**EXERCISE:** Count every line that holds the string "giandomenicopiermarini", then give that number alone.

**RECORDS FOR THIS TASK:**
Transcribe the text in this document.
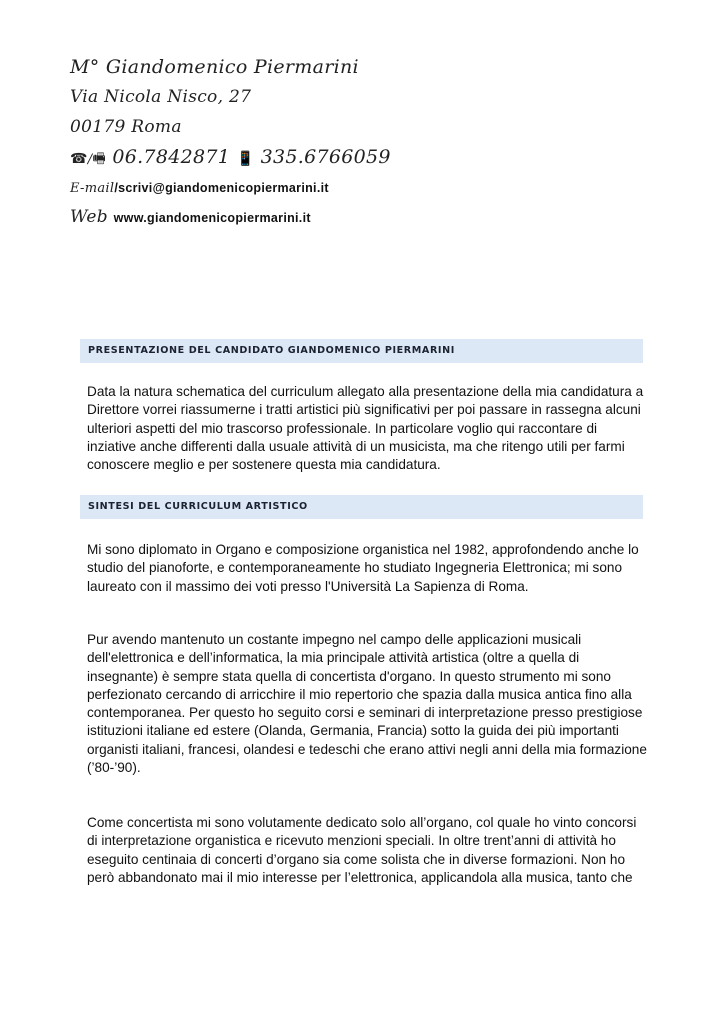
M° Giandomenico Piermarini
Via Nicola Nisco, 27
00179 Roma
☎/🖷 06.7842871 📱 335.6766059
E-mail/scrivi@giandomenicopiermarini.it
Web www.giandomenicopiermarini.it
PRESENTAZIONE DEL CANDIDATO GIANDOMENICO PIERMARINI
Data la natura schematica del curriculum allegato alla presentazione della mia candidatura a Direttore vorrei riassumerne i tratti artistici più significativi per poi passare in rassegna alcuni ulteriori aspetti del mio trascorso professionale. In particolare voglio qui raccontare di inziative anche differenti dalla usuale attività di un musicista, ma che ritengo utili per farmi conoscere meglio e per sostenere questa mia candidatura.
SINTESI DEL CURRICULUM ARTISTICO
Mi sono diplomato in Organo e composizione organistica nel 1982, approfondendo anche lo studio del pianoforte, e contemporaneamente ho studiato Ingegneria Elettronica; mi sono laureato con il massimo dei voti presso l'Università La Sapienza di Roma.
Pur avendo mantenuto un costante impegno nel campo delle applicazioni musicali dell'elettronica e dell’informatica, la mia principale attività artistica (oltre a quella di insegnante) è sempre stata quella di concertista d'organo. In questo strumento mi sono perfezionato cercando di arricchire il mio repertorio che spazia dalla musica antica fino alla contemporanea. Per questo ho seguito corsi e seminari di interpretazione presso prestigiose istituzioni italiane ed estere (Olanda, Germania, Francia) sotto la guida dei più importanti organisti italiani, francesi, olandesi e tedeschi che erano attivi negli anni della mia formazione (’80-’90).
Come concertista mi sono volutamente dedicato solo all’organo, col quale ho vinto concorsi di interpretazione organistica e ricevuto menzioni speciali. In oltre trent’anni di attività ho eseguito centinaia di concerti d’organo sia come solista che in diverse formazioni. Non ho però abbandonato mai il mio interesse per l’elettronica, applicandola alla musica, tanto che
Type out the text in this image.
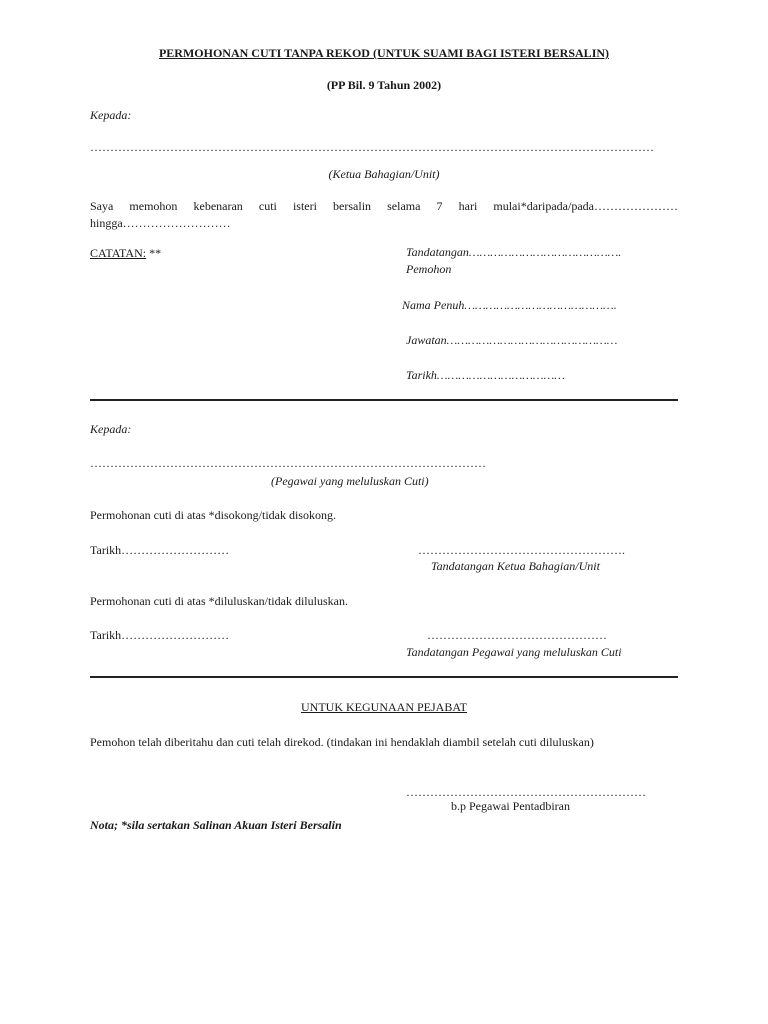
PERMOHONAN CUTI TANPA REKOD (UNTUK SUAMI BAGI ISTERI BERSALIN)
(PP Bil. 9 Tahun 2002)
Kepada:
……………………………………………………………………………………………………………………………
(Ketua Bahagian/Unit)
Saya memohon kebenaran cuti isteri bersalin selama 7 hari mulai*daripada/pada…………………
hingga………………………
CATATAN: **	Tandatangan…………………………………….
Pemohon
Nama Penuh…………………………………….
Jawatan…………………………………………
Tarikh………………………………
Kepada:
………………………………………………………………………………………
(Pegawai yang meluluskan Cuti)
Permohonan cuti di atas *disokong/tidak disokong.
Tarikh………………………	…………………………………………….
Tandatangan Ketua Bahagian/Unit
Permohonan cuti di atas *diluluskan/tidak diluluskan.
Tarikh………………………	………………………………………
Tandatangan Pegawai yang meluluskan Cuti
UNTUK KEGUNAAN PEJABAT
Pemohon telah diberitahu dan cuti telah direkod. (tindakan ini hendaklah diambil setelah cuti diluluskan)
……………………………………………………
b.p Pegawai Pentadbiran
Nota; *sila sertakan Salinan Akuan Isteri Bersalin
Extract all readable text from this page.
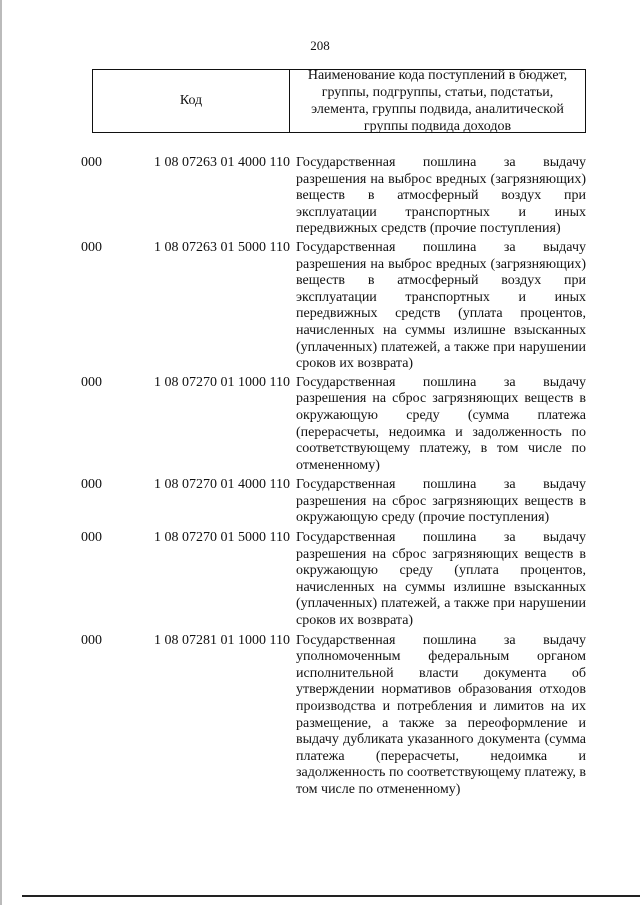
208
Код
Наименование кода поступлений в бюджет, группы, подгруппы, статьи, подстатьи, элемента, группы подвида, аналитической группы подвида доходов
000	1 08 07263 01 4000 110 Государственная пошлина за выдачу разрешения на выброс вредных (загрязняющих) веществ в атмосферный воздух при эксплуатации транспортных и иных передвижных средств (прочие поступления)
000	1 08 07263 01 5000 110 Государственная пошлина за выдачу разрешения на выброс вредных (загрязняющих) веществ в атмосферный воздух при эксплуатации транспортных и иных передвижных средств (уплата процентов, начисленных на суммы излишне взысканных (уплаченных) платежей, а также при нарушении сроков их возврата)
000	1 08 07270 01 1000 110 Государственная пошлина за выдачу разрешения на сброс загрязняющих веществ в окружающую среду (сумма платежа (перерасчеты, недоимка и задолженность по соответствующему платежу, в том числе по отмененному)
000	1 08 07270 01 4000 110 Государственная пошлина за выдачу разрешения на сброс загрязняющих веществ в окружающую среду (прочие поступления)
000	1 08 07270 01 5000 110 Государственная пошлина за выдачу разрешения на сброс загрязняющих веществ в окружающую среду (уплата процентов, начисленных на суммы излишне взысканных (уплаченных) платежей, а также при нарушении сроков их возврата)
000	1 08 07281 01 1000 110 Государственная пошлина за выдачу уполномоченным федеральным органом исполнительной власти документа об утверждении нормативов образования отходов производства и потребления и лимитов на их размещение, а также за переоформление и выдачу дубликата указанного документа (сумма платежа (перерасчеты, недоимка и задолженность по соответствующему платежу, в том числе по отмененному)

**EXERCISE RESPONSE:** 2